- Directive: Only a number is wanted. Count the lines holding the string "size".

━━━ Data for the task ━━━

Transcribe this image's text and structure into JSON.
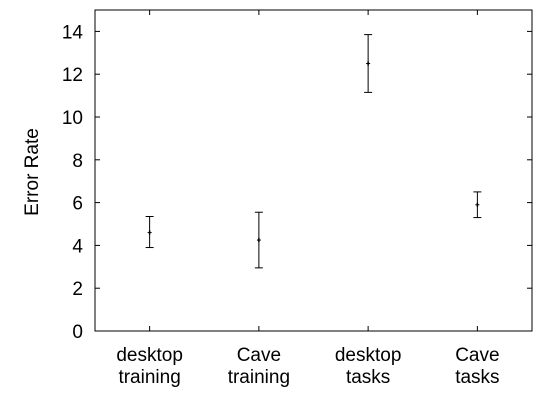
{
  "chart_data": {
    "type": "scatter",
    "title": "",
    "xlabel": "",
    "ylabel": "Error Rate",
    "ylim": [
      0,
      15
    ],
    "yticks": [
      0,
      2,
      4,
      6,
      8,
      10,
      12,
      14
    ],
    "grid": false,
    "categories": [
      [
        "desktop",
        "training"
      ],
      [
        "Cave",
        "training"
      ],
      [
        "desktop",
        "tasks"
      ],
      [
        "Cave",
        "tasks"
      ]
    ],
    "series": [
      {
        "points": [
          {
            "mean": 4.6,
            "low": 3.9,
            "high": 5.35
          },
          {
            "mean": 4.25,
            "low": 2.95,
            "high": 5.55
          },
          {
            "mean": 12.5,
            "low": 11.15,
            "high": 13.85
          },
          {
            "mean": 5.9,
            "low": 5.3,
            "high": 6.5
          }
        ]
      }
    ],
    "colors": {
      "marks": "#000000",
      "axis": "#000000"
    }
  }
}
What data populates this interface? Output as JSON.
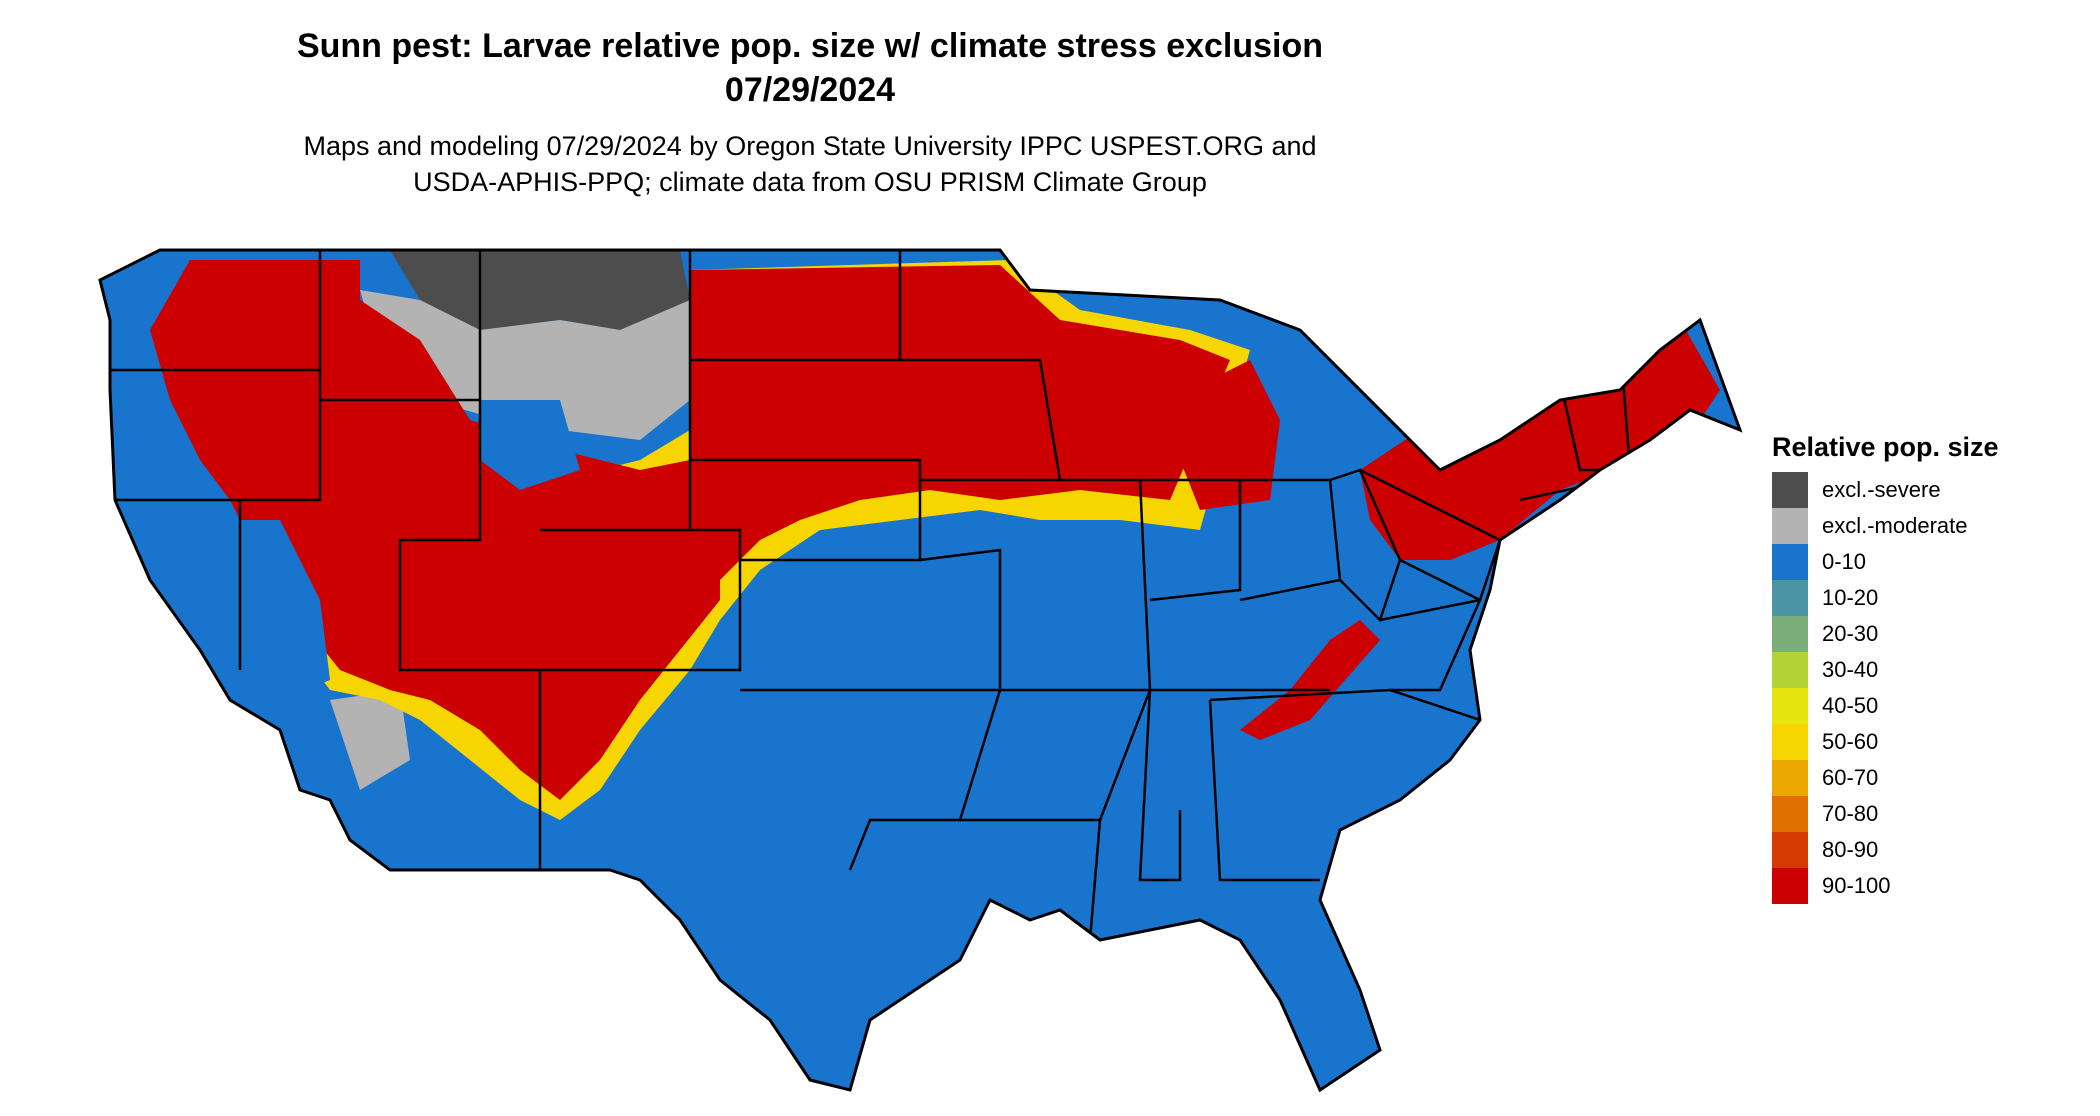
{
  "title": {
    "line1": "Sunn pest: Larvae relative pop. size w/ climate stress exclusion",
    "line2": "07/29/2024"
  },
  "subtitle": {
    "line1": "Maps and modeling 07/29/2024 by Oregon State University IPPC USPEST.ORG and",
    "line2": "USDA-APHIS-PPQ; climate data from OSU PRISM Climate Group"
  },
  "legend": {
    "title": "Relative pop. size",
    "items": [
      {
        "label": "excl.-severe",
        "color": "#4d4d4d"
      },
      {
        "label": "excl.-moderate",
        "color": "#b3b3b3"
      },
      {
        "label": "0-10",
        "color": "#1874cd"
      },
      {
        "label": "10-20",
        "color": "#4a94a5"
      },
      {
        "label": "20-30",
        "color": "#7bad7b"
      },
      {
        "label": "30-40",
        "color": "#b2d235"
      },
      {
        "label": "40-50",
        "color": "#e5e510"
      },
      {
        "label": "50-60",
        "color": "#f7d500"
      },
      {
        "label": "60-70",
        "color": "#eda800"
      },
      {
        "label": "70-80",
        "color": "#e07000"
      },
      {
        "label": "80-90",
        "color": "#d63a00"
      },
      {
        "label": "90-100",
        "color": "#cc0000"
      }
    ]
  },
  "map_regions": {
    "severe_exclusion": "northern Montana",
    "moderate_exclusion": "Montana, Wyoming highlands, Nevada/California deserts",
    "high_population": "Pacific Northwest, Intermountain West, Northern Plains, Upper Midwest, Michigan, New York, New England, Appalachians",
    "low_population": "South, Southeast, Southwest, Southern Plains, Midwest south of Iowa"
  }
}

━━━

- Response to the task: 2